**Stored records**
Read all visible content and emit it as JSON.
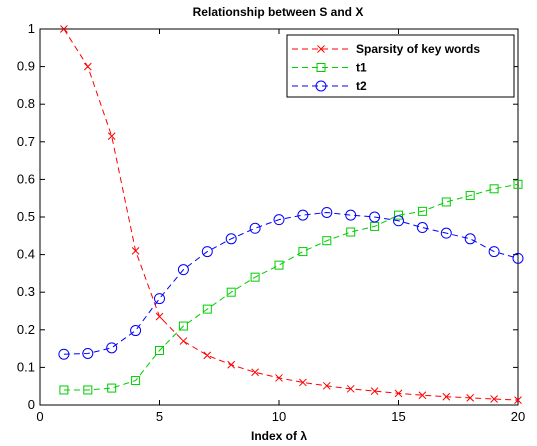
{
  "chart_data": {
    "type": "line",
    "title": "Relationship between S and X",
    "xlabel": "Index of λ",
    "ylabel": "",
    "xlim": [
      0,
      20
    ],
    "ylim": [
      0,
      1
    ],
    "xticks": [
      0,
      5,
      10,
      15,
      20
    ],
    "yticks": [
      0,
      0.1,
      0.2,
      0.3,
      0.4,
      0.5,
      0.6,
      0.7,
      0.8,
      0.9,
      1
    ],
    "grid": false,
    "legend_position": "top-right",
    "x": [
      1,
      2,
      3,
      4,
      5,
      6,
      7,
      8,
      9,
      10,
      11,
      12,
      13,
      14,
      15,
      16,
      17,
      18,
      19,
      20
    ],
    "series": [
      {
        "name": "Sparsity of key words",
        "color": "#ff0000",
        "marker": "x",
        "values": [
          1.0,
          0.9,
          0.715,
          0.41,
          0.235,
          0.17,
          0.132,
          0.107,
          0.087,
          0.072,
          0.06,
          0.051,
          0.043,
          0.037,
          0.031,
          0.026,
          0.022,
          0.019,
          0.016,
          0.013
        ]
      },
      {
        "name": "t1",
        "color": "#00cc00",
        "marker": "square",
        "values": [
          0.04,
          0.04,
          0.045,
          0.065,
          0.145,
          0.21,
          0.255,
          0.3,
          0.34,
          0.372,
          0.408,
          0.437,
          0.46,
          0.475,
          0.505,
          0.515,
          0.54,
          0.557,
          0.575,
          0.587
        ]
      },
      {
        "name": "t2",
        "color": "#0000ff",
        "marker": "circle",
        "values": [
          0.135,
          0.137,
          0.152,
          0.198,
          0.283,
          0.36,
          0.408,
          0.442,
          0.47,
          0.493,
          0.505,
          0.512,
          0.505,
          0.5,
          0.49,
          0.472,
          0.457,
          0.442,
          0.408,
          0.39
        ]
      }
    ]
  }
}
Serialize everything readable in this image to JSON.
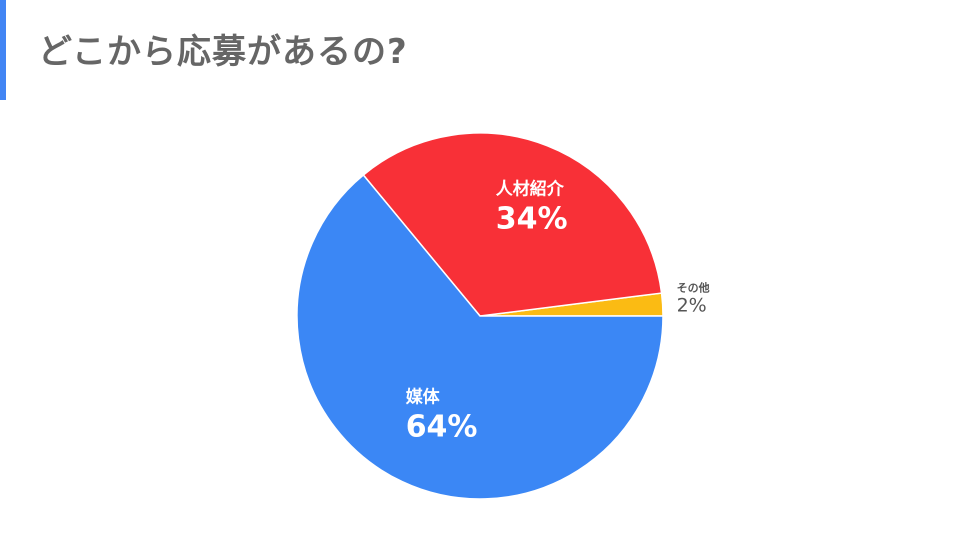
{
  "title": "どこから応募があるの?",
  "colors": {
    "accent": "#4285f4",
    "title_text": "#666666",
    "media": "#3b87f5",
    "agency": "#f83037",
    "other": "#fbbb13"
  },
  "chart_data": {
    "type": "pie",
    "title": "",
    "start": "3 o'clock, counter-clockwise",
    "slices": [
      {
        "label": "その他",
        "value": 2,
        "display": "2%",
        "color": "#fbbb13",
        "label_position": "outside"
      },
      {
        "label": "人材紹介",
        "value": 34,
        "display": "34%",
        "color": "#f83037",
        "label_position": "inside"
      },
      {
        "label": "媒体",
        "value": 64,
        "display": "64%",
        "color": "#3b87f5",
        "label_position": "inside"
      }
    ]
  }
}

**TASK REQUIREMENTS**
Go through the entries above and pull out each line with "JSON" in it.

**RESPONSE TO THE EXERCISE**
Read all visible content and emit it as JSON.
Serialize everything readable in this image to JSON.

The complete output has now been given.